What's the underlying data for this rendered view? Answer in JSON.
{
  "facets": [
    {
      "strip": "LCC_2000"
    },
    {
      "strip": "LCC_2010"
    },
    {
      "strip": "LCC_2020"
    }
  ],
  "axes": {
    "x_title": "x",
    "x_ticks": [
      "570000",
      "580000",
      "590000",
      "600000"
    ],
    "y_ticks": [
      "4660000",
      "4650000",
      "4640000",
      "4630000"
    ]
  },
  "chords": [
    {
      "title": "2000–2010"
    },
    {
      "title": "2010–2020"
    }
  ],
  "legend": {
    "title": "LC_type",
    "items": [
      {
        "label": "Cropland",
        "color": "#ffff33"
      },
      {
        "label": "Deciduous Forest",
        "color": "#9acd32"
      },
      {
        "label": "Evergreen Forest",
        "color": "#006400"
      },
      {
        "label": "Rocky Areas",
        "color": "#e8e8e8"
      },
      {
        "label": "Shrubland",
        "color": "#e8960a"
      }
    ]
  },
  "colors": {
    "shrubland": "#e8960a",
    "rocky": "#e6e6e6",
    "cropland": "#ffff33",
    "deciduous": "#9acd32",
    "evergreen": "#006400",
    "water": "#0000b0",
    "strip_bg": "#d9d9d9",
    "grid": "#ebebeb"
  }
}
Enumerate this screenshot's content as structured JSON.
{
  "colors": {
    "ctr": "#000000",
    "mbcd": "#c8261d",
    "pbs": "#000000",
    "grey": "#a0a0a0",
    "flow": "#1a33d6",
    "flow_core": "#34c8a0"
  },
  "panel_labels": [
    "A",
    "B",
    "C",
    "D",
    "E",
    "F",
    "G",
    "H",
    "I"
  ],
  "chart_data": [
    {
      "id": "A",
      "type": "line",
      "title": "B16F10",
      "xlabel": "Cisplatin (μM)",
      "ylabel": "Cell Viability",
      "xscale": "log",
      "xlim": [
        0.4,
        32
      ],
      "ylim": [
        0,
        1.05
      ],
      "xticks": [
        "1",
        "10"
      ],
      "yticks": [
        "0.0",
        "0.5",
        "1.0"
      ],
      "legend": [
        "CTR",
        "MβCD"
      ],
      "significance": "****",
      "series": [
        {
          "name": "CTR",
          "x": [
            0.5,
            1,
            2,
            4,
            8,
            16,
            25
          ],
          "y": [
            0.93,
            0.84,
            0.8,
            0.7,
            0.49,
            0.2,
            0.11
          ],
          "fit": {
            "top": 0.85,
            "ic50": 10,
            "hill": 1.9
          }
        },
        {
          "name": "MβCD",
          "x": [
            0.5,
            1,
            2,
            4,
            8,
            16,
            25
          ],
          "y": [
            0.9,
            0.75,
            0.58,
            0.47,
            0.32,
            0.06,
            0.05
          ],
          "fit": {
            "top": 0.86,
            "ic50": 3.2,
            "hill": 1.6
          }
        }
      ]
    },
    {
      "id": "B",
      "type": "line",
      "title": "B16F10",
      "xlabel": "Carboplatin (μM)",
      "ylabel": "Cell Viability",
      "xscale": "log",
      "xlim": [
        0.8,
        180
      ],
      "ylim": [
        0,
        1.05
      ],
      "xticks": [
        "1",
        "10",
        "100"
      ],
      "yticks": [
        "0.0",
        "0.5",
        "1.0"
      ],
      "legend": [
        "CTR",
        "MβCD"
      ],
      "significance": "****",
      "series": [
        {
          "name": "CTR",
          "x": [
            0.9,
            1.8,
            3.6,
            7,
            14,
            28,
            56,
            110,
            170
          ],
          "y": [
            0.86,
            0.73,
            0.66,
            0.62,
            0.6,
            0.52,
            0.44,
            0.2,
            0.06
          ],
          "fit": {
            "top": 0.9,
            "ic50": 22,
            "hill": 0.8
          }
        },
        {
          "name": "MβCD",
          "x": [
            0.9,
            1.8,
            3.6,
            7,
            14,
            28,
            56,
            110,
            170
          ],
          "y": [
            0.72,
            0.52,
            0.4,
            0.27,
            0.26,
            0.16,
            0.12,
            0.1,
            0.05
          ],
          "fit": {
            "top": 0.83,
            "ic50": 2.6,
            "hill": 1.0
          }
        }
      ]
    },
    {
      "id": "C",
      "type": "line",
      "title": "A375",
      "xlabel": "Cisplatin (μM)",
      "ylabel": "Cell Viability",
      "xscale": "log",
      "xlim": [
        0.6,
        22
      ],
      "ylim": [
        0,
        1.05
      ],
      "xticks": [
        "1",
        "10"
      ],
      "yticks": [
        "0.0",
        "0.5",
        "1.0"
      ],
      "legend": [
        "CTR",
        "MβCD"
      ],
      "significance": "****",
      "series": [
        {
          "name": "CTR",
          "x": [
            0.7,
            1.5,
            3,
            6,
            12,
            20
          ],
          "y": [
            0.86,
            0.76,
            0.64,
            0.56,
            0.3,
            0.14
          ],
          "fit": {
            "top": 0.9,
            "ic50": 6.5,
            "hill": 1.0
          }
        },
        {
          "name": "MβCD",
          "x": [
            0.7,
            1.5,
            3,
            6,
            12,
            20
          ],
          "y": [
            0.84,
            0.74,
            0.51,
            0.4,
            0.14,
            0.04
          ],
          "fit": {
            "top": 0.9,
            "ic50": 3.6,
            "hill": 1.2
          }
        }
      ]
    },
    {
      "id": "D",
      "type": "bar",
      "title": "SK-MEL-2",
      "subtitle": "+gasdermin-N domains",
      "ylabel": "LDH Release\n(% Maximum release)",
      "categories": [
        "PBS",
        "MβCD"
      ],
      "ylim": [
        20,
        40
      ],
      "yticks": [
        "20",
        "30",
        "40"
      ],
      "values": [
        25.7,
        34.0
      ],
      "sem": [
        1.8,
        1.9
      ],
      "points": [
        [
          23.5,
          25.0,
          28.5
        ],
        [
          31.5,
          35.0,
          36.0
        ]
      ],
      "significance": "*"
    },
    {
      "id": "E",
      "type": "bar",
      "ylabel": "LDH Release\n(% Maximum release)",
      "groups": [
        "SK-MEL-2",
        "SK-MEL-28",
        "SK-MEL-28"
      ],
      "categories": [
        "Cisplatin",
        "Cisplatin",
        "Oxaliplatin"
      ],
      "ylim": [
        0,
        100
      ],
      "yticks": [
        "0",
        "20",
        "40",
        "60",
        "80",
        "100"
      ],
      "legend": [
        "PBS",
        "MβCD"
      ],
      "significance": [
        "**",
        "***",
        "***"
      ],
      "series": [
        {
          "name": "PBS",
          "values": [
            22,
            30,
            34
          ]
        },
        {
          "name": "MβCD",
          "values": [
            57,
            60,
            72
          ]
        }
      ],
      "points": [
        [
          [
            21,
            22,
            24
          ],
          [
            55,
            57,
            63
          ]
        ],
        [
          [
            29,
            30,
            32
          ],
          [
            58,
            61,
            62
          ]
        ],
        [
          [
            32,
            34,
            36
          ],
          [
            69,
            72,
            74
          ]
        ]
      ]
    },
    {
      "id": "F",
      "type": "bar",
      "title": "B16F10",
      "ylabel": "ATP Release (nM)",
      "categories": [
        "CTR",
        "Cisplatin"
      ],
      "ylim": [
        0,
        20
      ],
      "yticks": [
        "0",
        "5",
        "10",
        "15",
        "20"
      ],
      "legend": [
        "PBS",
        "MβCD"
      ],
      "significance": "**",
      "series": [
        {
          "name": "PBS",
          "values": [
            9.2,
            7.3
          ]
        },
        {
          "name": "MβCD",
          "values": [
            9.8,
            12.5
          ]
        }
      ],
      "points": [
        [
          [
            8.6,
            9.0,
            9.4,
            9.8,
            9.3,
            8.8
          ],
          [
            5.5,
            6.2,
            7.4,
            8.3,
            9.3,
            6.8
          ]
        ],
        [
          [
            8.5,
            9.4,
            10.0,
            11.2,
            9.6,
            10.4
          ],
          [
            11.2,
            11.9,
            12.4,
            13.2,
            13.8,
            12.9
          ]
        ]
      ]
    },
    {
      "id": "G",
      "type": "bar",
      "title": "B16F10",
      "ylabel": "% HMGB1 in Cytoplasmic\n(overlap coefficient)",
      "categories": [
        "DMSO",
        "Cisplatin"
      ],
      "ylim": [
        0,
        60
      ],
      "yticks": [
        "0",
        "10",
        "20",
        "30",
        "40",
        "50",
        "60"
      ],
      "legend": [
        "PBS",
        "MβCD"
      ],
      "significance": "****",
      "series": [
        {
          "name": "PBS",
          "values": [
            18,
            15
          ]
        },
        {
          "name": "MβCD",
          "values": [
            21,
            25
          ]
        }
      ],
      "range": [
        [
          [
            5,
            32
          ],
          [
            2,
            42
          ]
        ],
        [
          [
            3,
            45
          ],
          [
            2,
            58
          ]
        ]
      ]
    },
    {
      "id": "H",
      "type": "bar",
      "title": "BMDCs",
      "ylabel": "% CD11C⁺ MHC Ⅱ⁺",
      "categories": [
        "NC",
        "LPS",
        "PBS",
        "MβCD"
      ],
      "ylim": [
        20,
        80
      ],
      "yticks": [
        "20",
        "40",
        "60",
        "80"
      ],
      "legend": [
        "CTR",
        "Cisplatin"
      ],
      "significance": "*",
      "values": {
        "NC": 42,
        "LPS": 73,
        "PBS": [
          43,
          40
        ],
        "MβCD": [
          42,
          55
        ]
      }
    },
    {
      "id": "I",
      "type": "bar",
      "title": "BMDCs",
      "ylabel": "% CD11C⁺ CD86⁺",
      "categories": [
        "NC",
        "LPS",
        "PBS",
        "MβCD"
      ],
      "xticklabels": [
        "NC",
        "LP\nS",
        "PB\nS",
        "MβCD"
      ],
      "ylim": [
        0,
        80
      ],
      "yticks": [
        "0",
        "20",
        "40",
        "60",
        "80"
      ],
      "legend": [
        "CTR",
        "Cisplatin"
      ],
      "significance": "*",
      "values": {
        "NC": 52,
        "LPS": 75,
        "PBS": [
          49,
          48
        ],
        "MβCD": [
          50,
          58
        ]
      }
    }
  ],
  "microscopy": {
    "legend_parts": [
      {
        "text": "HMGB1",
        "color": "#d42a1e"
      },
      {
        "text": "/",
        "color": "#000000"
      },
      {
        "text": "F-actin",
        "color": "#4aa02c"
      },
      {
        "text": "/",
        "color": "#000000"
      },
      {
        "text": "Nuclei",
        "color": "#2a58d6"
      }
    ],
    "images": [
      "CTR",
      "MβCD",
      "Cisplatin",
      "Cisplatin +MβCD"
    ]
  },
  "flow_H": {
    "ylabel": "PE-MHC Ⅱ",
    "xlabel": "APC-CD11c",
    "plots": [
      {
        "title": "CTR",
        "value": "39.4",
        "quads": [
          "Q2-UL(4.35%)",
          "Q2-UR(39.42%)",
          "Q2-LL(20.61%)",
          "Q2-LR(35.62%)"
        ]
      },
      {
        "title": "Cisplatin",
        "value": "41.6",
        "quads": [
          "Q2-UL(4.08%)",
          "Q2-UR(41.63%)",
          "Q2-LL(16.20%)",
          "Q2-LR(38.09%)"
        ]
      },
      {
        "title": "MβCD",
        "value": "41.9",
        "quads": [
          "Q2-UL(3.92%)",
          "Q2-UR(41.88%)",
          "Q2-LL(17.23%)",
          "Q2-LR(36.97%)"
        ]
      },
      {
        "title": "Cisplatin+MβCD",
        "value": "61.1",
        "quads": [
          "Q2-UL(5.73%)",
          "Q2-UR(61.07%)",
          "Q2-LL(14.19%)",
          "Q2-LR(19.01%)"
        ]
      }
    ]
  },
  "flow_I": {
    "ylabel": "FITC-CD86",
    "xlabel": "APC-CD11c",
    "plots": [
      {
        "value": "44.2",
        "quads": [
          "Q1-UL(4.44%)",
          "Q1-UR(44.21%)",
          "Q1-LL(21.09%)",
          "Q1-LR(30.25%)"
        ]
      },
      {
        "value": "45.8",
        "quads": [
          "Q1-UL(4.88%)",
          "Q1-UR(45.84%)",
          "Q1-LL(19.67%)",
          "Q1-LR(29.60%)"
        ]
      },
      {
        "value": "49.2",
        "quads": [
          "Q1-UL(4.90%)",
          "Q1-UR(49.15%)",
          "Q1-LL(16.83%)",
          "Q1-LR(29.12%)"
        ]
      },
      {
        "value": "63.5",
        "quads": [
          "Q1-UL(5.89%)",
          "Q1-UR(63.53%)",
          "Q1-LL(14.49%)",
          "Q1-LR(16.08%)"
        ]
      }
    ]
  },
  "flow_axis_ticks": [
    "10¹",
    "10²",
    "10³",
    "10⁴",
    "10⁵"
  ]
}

════════════════

WHAT TO DO:
Scan the material for lines with the word "hill", and copy each line you find.

SOLUTION:
            "hill": 1.9
            "hill": 1.6
            "hill": 0.8
            "hill": 1.0
            "hill": 1.0
            "hill": 1.2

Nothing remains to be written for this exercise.